Confiding in others instead of your spouse:

Another term for this is an “emotional affair”.  It’s when we talk to someone other than our spouse about all the deep things in our life.  We use to share this type of information with our spouses. This is a big indication that things have shifted in the marriage. We need to take a deeper look into this to get the marriage back on course and strengthened.  

Living different lives:

Further, it may appear that your lives are not parallel anymore. For the most part at the end of the day, you do your thing and your spouse does their own thing. It may feel like there is an avoidance going on. If we chose to not be with our spouse, this avoidance demonstrates that a conversation needs to happen as to why this situation is occurring.

Nothing to talk about:

Neither one of you have anything to say to the other. It is like hanging out with someone you barely know. Consequently, you find yourself questioning how the marriage has gotten to this point.

▸ **Challenges**:
**1)** List the headings in the passage on marriage warning signs.
**2)** Write the next part of the passage on marriage warning signs, picking up after its final sentence.
The lines after this text are separate material, unrelated to the passage on marriage warning signs.

▸ **Data excerpt**:
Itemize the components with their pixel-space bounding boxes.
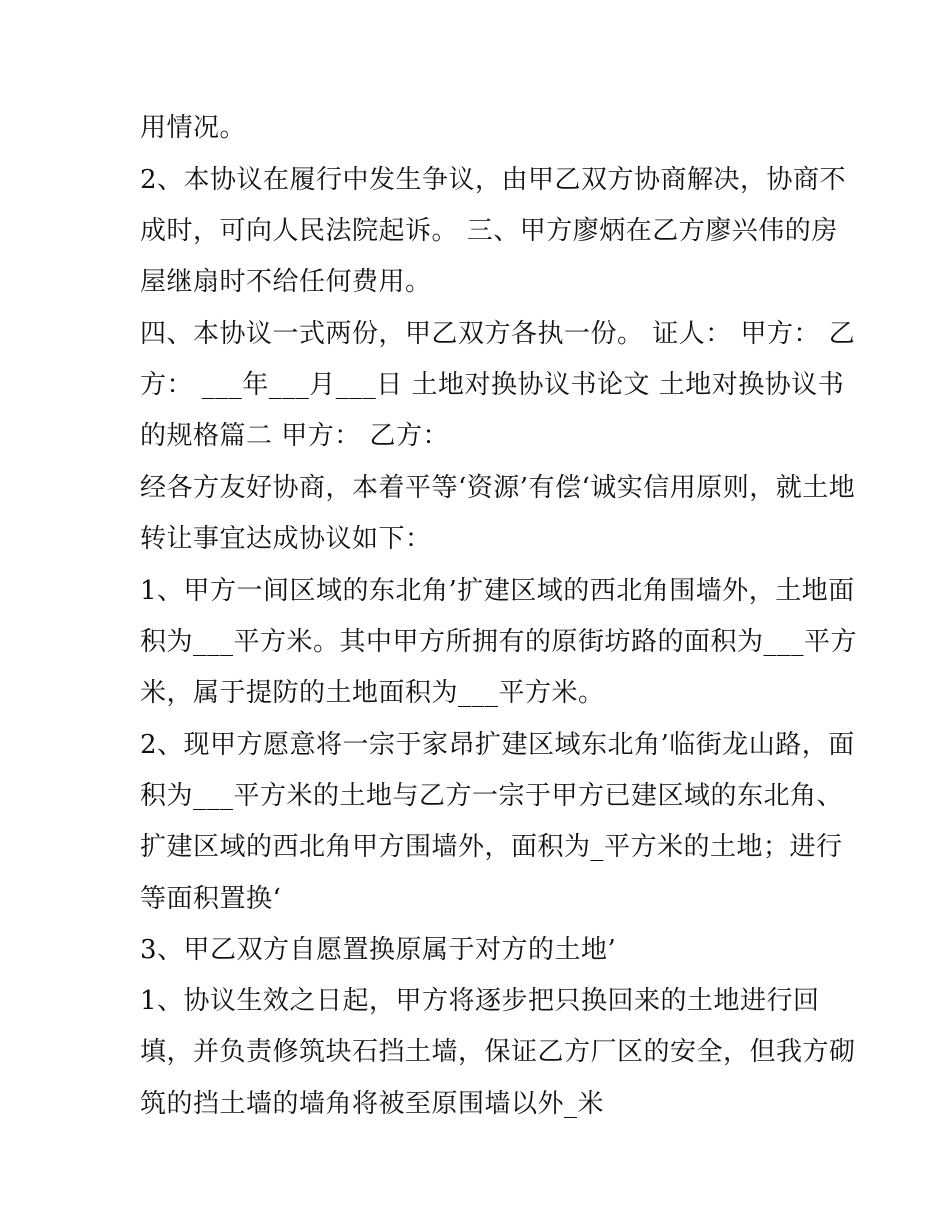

▸ **Responses to the tasks**:
**1)**
Confiding in others instead of your spouse
Living different lives
Nothing to talk about

**2)**
No joint plans for the future:

Finally, it is difficult to make plans when you are living separate lives. Plans for travel, a big move, or a new hobby together are all sidelined. Nothing planned together is on the radar.  Subconsciously there is a lot of fear because we do not know what direction the marriage is heading. It is easier to push all of this aside than deal with it directly. Under these circumstances, we realize that we no longer recognize our spouse.

Do not feel that the relationship is doomed, it is possible to salvage the marriage. To repair a marriage, it is essential to look at the actions.  These actions will help clarify what needs to be worked out. It will require a lot of effort and work to take your marriage back from the roommate situation to a marriage. Do not be afraid to put in the time if saving your marriage is something you want to do.